◆ **Stored data**
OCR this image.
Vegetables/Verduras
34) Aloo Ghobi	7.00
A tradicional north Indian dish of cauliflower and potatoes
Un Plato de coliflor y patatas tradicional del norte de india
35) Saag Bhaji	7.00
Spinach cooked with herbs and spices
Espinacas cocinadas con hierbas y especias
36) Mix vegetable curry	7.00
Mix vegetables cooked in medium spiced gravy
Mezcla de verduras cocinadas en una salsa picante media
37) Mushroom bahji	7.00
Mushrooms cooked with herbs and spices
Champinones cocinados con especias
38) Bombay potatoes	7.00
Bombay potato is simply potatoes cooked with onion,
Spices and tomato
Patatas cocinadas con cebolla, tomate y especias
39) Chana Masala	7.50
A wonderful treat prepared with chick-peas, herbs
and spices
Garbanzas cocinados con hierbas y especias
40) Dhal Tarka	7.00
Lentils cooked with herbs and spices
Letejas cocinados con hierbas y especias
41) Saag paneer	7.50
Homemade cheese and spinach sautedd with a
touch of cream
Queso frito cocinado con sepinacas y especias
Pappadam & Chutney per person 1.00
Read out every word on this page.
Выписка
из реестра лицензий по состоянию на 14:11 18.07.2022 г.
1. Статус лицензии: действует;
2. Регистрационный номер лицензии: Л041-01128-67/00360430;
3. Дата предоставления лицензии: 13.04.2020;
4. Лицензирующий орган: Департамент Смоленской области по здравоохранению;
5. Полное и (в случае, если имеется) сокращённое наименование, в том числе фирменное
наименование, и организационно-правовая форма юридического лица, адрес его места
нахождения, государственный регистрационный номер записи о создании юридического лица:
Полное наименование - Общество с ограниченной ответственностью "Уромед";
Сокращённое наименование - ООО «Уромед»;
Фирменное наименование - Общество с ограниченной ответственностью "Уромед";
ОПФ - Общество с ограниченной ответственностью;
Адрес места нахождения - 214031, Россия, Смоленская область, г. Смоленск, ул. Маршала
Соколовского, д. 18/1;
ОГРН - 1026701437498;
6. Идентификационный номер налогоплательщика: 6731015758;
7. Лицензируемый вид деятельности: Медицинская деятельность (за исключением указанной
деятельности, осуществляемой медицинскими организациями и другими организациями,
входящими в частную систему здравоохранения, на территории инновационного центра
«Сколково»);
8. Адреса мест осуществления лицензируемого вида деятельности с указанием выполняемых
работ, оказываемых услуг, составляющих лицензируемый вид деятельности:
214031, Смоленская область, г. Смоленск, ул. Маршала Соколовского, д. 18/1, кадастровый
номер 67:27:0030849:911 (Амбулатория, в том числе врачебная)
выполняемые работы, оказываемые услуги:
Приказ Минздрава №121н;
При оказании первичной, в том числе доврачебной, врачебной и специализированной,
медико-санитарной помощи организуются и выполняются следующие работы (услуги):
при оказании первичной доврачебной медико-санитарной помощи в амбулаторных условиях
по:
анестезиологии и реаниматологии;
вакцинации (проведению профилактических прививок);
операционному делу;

◆ **Written instruction**
How many lines of these entries contain "лица"? Answer with the number and nothing else.

◆ **Final answer**
2